Data records:

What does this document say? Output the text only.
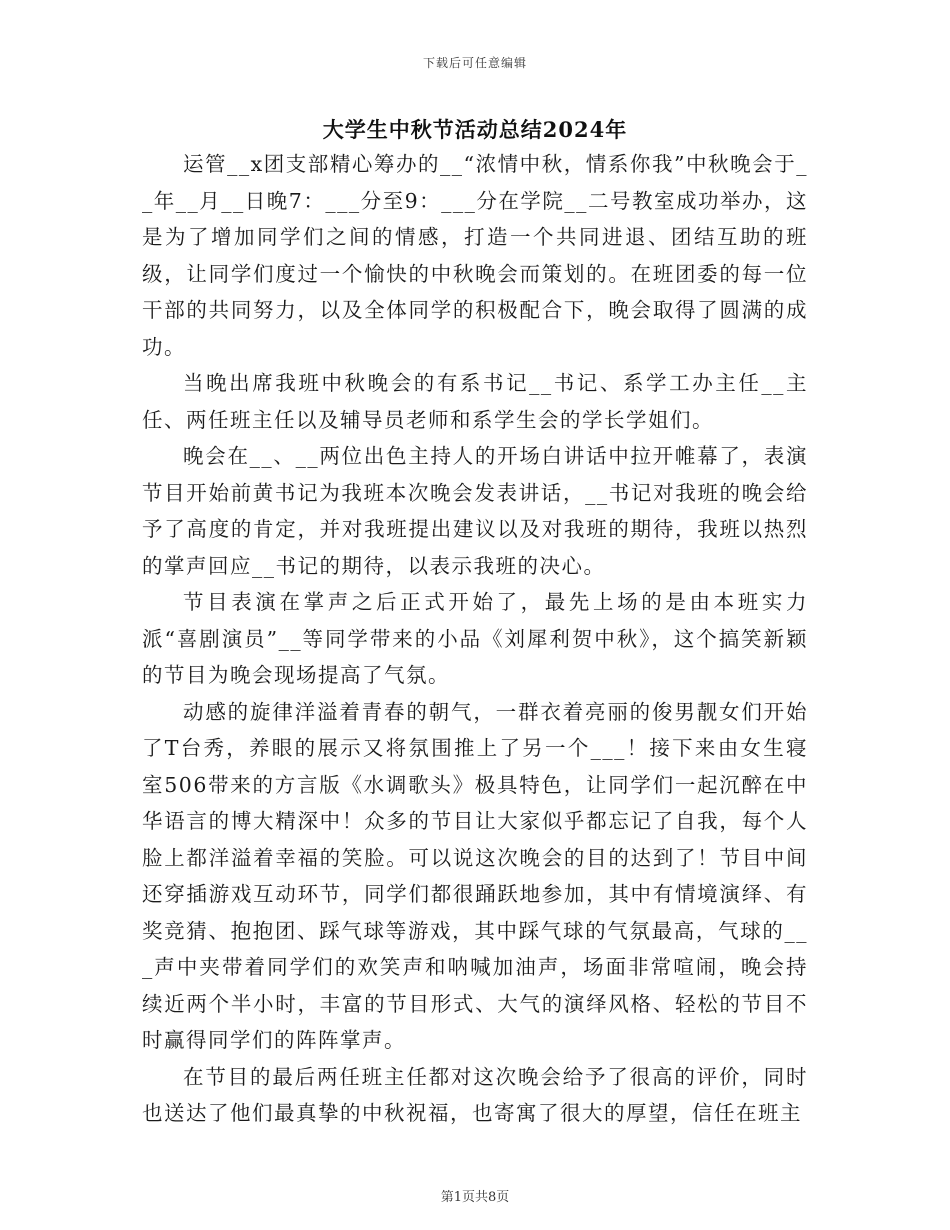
下载后可任意编辑
大学生中秋节活动总结2024年

运管__x团支部精心筹办的__“浓情中秋，情系你我”中秋晚会于__年__月__日晚7：___分至9：___分在学院__二号教室成功举办，这是为了增加同学们之间的情感，打造一个共同进退、团结互助的班级，让同学们度过一个愉快的中秋晚会而策划的。在班团委的每一位干部的共同努力，以及全体同学的积极配合下，晚会取得了圆满的成功。

当晚出席我班中秋晚会的有系书记__书记、系学工办主任__主任、两任班主任以及辅导员老师和系学生会的学长学姐们。

晚会在__、__两位出色主持人的开场白讲话中拉开帷幕了，表演节目开始前黄书记为我班本次晚会发表讲话，__书记对我班的晚会给予了高度的肯定，并对我班提出建议以及对我班的期待，我班以热烈的掌声回应__书记的期待，以表示我班的决心。

节目表演在掌声之后正式开始了，最先上场的是由本班实力派“喜剧演员”__等同学带来的小品《刘犀利贺中秋》，这个搞笑新颖的节目为晚会现场提高了气氛。

动感的旋律洋溢着青春的朝气，一群衣着亮丽的俊男靓女们开始了T台秀，养眼的展示又将氛围推上了另一个___！接下来由女生寝室506带来的方言版《水调歌头》极具特色，让同学们一起沉醉在中华语言的博大精深中！众多的节目让大家似乎都忘记了自我，每个人脸上都洋溢着幸福的笑脸。可以说这次晚会的目的达到了！节目中间还穿插游戏互动环节，同学们都很踊跃地参加，其中有情境演绎、有奖竞猜、抱抱团、踩气球等游戏，其中踩气球的气氛最高，气球的___声中夹带着同学们的欢笑声和呐喊加油声，场面非常喧闹，晚会持续近两个半小时，丰富的节目形式、大气的演绎风格、轻松的节目不时赢得同学们的阵阵掌声。

在节目的最后两任班主任都对这次晚会给予了很高的评价，同时也送达了他们最真挚的中秋祝福，也寄寓了很大的厚望，信任在班主

第1页共8页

STATED GOAL: Transcribe the whole listing exactly. Pictures are excluded.

EXPECTED ANSWER:
What does this document say? Output the text only.
下载后可任意编辑
大学生中秋节活动总结2024年

运管__x团支部精心筹办的__“浓情中秋，情系你我”中秋晚会于__年__月__日晚7：___分至9：___分在学院__二号教室成功举办，这是为了增加同学们之间的情感，打造一个共同进退、团结互助的班级，让同学们度过一个愉快的中秋晚会而策划的。在班团委的每一位干部的共同努力，以及全体同学的积极配合下，晚会取得了圆满的成功。

当晚出席我班中秋晚会的有系书记__书记、系学工办主任__主任、两任班主任以及辅导员老师和系学生会的学长学姐们。

晚会在__、__两位出色主持人的开场白讲话中拉开帷幕了，表演节目开始前黄书记为我班本次晚会发表讲话，__书记对我班的晚会给予了高度的肯定，并对我班提出建议以及对我班的期待，我班以热烈的掌声回应__书记的期待，以表示我班的决心。

节目表演在掌声之后正式开始了，最先上场的是由本班实力派“喜剧演员”__等同学带来的小品《刘犀利贺中秋》，这个搞笑新颖的节目为晚会现场提高了气氛。

动感的旋律洋溢着青春的朝气，一群衣着亮丽的俊男靓女们开始了T台秀，养眼的展示又将氛围推上了另一个___！接下来由女生寝室506带来的方言版《水调歌头》极具特色，让同学们一起沉醉在中华语言的博大精深中！众多的节目让大家似乎都忘记了自我，每个人脸上都洋溢着幸福的笑脸。可以说这次晚会的目的达到了！节目中间还穿插游戏互动环节，同学们都很踊跃地参加，其中有情境演绎、有奖竞猜、抱抱团、踩气球等游戏，其中踩气球的气氛最高，气球的___声中夹带着同学们的欢笑声和呐喊加油声，场面非常喧闹，晚会持续近两个半小时，丰富的节目形式、大气的演绎风格、轻松的节目不时赢得同学们的阵阵掌声。

在节目的最后两任班主任都对这次晚会给予了很高的评价，同时也送达了他们最真挚的中秋祝福，也寄寓了很大的厚望，信任在班主

第1页共8页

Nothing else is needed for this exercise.